(Rows):
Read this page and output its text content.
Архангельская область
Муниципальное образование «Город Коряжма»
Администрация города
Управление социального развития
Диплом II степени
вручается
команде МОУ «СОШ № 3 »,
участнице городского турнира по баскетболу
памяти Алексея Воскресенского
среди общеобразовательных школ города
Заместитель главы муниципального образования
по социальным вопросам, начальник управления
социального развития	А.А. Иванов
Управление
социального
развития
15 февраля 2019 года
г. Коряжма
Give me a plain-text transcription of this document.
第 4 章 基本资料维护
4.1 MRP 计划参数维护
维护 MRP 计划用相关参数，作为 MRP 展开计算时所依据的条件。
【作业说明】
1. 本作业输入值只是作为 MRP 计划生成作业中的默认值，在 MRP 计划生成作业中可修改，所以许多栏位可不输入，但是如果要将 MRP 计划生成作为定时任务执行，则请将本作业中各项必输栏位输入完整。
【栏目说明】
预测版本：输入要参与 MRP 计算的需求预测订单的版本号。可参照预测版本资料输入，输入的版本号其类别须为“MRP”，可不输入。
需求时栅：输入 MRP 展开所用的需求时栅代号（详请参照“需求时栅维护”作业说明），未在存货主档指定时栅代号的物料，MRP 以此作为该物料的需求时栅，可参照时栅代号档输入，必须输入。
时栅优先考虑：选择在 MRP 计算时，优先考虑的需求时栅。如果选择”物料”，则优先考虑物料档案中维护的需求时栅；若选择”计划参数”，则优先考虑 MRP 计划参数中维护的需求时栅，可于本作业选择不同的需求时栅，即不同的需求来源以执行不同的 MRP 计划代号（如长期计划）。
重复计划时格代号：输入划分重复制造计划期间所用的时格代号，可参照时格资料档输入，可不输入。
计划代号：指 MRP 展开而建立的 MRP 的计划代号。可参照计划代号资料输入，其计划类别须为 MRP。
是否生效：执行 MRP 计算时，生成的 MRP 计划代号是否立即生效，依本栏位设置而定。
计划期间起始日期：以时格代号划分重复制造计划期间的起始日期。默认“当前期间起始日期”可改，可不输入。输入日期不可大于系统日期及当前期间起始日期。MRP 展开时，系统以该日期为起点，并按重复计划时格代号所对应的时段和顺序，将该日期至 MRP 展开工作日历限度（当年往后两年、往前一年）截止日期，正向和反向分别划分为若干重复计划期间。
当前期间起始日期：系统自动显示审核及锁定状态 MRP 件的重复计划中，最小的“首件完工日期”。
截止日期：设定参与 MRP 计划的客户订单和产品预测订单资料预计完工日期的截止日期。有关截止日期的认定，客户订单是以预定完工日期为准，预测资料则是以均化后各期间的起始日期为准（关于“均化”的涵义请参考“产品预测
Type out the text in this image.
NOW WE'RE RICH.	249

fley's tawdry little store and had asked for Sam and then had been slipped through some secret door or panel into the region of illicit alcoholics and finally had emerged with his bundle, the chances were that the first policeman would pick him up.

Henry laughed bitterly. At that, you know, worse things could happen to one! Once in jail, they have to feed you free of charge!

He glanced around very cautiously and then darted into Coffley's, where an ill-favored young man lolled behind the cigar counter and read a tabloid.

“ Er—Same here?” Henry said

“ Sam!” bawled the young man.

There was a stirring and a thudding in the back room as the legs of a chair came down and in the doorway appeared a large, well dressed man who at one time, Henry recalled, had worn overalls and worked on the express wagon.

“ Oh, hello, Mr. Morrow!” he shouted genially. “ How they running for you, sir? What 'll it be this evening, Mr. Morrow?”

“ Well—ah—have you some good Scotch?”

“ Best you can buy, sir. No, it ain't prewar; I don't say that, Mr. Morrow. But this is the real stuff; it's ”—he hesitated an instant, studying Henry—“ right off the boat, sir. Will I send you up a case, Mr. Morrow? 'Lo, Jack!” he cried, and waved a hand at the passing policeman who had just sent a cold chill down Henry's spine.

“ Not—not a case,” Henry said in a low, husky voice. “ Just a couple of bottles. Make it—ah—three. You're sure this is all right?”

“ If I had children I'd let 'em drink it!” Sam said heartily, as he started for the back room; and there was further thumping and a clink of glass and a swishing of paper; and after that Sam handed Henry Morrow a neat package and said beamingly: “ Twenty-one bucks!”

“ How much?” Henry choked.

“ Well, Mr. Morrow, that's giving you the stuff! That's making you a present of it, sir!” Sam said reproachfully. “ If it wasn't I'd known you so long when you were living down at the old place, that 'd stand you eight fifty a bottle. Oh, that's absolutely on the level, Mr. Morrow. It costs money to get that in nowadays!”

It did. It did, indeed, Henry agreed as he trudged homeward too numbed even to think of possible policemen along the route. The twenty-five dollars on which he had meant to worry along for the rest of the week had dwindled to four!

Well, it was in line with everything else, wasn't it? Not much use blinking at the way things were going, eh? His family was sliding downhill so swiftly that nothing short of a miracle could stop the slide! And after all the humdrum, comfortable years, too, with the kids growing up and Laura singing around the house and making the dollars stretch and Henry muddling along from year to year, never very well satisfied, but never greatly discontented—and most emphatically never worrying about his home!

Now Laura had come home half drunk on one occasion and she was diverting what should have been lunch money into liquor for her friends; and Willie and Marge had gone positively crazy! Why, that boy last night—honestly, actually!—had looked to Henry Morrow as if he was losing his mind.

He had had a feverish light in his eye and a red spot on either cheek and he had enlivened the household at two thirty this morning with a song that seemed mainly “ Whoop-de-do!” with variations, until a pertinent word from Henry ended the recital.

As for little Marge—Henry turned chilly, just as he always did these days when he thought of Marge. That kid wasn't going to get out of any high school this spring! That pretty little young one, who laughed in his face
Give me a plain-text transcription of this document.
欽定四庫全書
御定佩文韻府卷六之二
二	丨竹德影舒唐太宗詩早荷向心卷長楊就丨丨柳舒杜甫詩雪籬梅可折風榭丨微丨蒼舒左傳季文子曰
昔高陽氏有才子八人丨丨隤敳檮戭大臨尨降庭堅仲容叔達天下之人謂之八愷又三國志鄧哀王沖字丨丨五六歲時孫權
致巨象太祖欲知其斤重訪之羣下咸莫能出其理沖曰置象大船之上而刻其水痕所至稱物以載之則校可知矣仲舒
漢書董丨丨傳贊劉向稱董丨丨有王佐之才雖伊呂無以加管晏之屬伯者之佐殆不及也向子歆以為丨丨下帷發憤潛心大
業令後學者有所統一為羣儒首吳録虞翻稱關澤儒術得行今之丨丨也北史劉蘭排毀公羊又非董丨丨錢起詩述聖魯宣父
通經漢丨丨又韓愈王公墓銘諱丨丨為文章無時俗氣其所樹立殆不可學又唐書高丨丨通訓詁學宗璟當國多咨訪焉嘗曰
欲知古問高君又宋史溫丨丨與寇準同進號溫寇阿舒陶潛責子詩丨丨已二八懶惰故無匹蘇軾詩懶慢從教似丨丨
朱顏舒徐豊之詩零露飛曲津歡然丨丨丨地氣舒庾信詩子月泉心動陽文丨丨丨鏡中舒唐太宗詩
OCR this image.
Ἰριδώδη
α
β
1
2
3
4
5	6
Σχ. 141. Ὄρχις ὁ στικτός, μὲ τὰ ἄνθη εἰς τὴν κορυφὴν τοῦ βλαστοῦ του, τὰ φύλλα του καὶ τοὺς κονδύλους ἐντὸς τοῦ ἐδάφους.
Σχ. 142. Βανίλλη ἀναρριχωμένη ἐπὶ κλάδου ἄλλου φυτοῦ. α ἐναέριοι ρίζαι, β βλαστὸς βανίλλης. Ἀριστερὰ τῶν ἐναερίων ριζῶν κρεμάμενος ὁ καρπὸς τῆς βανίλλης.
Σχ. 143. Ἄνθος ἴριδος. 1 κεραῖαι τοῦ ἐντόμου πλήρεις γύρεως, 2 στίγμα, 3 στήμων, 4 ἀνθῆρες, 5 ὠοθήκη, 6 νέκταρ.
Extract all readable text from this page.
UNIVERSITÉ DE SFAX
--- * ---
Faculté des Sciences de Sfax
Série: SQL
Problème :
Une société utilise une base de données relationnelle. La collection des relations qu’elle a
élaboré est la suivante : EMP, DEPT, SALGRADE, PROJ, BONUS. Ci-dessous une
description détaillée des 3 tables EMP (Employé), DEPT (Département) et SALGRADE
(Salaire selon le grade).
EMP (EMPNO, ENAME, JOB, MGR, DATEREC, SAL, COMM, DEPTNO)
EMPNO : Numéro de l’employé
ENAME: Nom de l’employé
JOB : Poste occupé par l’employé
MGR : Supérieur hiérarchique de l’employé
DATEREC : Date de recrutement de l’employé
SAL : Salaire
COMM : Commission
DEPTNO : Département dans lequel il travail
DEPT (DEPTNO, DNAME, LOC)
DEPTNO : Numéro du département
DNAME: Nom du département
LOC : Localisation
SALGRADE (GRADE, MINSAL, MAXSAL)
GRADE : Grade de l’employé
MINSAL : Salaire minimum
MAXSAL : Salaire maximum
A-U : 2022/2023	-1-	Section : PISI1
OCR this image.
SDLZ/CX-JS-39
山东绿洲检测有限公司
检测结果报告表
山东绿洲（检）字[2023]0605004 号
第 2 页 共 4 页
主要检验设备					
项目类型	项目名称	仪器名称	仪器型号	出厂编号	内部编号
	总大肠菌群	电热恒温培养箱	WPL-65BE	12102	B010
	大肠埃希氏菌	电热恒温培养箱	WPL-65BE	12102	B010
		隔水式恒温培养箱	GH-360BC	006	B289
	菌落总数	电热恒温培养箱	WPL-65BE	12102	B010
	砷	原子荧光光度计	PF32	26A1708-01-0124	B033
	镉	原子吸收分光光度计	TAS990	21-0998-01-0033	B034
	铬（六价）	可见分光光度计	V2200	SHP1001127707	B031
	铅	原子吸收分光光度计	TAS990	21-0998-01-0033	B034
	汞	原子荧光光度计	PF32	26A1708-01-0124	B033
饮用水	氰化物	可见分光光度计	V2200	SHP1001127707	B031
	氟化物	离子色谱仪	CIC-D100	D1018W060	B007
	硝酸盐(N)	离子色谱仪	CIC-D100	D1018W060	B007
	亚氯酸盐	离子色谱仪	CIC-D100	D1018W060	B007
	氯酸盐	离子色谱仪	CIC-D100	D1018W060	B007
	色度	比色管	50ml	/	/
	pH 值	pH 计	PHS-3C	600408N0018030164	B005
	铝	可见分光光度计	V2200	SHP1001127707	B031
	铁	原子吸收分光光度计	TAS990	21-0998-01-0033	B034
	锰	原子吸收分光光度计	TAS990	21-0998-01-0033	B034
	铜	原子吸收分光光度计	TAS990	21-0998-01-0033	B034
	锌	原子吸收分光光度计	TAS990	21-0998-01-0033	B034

(Task details): Pick out the lines above containing the word "case", then copy them.

(Exercise response):
“ Best you can buy, sir. No, it ain't prewar; I don't say that, Mr. Morrow. But this is the real stuff; it's ”—he hesitated an instant, studying Henry—“ right off the boat, sir. Will I send you up a case, Mr. Morrow? 'Lo, Jack!” he cried, and waved a hand at the passing policeman who had just sent a cold chill down Henry's spine.
“ Not—not a case,” Henry said in a low, husky voice. “ Just a couple of bottles. Make it—ah—three. You're sure this is all right?”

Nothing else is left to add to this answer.